▶ [Directive]:
Where a line contains the word "Bulan", copy that line in full.

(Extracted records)
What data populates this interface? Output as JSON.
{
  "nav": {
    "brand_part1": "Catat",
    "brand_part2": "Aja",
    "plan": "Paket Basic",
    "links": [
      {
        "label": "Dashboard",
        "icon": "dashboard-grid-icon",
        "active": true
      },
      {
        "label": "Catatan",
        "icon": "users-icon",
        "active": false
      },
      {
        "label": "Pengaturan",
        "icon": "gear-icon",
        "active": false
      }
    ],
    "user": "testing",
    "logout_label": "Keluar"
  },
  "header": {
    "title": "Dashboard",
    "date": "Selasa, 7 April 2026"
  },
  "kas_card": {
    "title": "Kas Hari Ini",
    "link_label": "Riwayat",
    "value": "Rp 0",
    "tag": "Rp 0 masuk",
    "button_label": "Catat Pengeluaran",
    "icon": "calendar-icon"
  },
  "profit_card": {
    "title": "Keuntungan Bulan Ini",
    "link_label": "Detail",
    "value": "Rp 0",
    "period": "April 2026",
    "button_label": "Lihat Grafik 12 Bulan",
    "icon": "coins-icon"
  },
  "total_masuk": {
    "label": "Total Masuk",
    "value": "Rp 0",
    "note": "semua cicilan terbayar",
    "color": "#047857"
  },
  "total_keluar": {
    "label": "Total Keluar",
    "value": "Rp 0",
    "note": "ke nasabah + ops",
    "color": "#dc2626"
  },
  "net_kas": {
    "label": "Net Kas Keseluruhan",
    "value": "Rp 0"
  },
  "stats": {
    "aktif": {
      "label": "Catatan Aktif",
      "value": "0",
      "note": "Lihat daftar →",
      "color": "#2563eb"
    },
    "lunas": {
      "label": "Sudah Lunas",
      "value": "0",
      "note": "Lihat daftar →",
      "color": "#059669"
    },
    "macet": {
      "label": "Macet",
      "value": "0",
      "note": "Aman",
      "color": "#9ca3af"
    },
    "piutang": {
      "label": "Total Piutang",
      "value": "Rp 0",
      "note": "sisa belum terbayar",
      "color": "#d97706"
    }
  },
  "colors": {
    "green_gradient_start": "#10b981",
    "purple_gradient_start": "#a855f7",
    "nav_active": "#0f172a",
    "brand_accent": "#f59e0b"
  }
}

* * *

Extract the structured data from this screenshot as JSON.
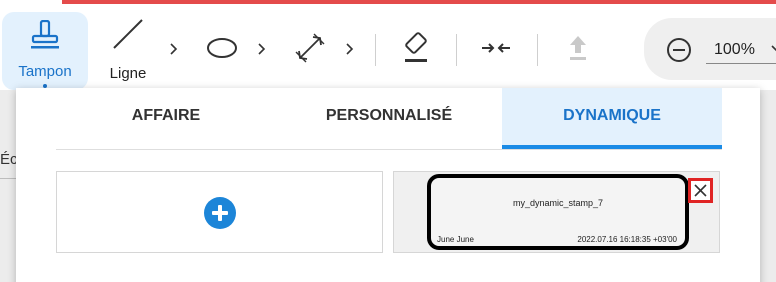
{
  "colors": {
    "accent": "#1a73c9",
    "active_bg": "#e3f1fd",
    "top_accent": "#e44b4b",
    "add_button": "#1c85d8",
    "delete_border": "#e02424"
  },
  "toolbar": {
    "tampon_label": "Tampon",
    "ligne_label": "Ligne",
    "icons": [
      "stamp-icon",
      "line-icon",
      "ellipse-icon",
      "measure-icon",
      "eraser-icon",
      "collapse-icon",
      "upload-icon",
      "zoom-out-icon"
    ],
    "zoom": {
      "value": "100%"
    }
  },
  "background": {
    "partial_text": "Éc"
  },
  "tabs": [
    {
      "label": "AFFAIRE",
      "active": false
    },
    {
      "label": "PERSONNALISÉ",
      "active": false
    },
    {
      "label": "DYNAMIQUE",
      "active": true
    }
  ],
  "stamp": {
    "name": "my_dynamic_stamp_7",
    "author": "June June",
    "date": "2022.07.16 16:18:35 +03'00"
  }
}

...

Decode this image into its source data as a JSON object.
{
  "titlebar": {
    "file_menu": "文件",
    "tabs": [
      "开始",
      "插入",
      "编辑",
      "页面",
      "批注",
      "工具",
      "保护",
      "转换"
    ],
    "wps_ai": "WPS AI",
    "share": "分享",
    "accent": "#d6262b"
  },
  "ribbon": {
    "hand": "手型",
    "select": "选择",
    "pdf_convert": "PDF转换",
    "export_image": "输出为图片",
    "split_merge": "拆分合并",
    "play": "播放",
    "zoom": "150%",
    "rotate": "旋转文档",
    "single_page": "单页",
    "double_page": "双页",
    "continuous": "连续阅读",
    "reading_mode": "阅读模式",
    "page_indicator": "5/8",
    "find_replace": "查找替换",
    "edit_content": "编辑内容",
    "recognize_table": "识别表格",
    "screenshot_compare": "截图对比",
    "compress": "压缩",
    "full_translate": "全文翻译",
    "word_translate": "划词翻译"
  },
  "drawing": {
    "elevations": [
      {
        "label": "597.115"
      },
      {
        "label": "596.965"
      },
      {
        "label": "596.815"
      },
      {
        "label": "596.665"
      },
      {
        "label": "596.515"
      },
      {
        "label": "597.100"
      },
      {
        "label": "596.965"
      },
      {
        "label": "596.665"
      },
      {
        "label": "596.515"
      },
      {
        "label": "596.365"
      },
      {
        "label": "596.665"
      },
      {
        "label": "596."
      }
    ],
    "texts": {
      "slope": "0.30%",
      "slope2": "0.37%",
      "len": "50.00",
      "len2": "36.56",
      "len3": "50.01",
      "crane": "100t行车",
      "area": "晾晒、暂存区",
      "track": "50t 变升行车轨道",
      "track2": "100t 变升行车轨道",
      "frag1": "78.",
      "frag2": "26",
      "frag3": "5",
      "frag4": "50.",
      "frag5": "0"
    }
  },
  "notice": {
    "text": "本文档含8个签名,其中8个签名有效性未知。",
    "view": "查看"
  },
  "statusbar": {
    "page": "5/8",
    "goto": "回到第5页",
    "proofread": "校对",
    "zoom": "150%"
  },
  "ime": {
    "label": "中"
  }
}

▶ [Completed exercise]:
    "title": "Keuntungan Bulan Ini",
    "button_label": "Lihat Grafik 12 Bulan",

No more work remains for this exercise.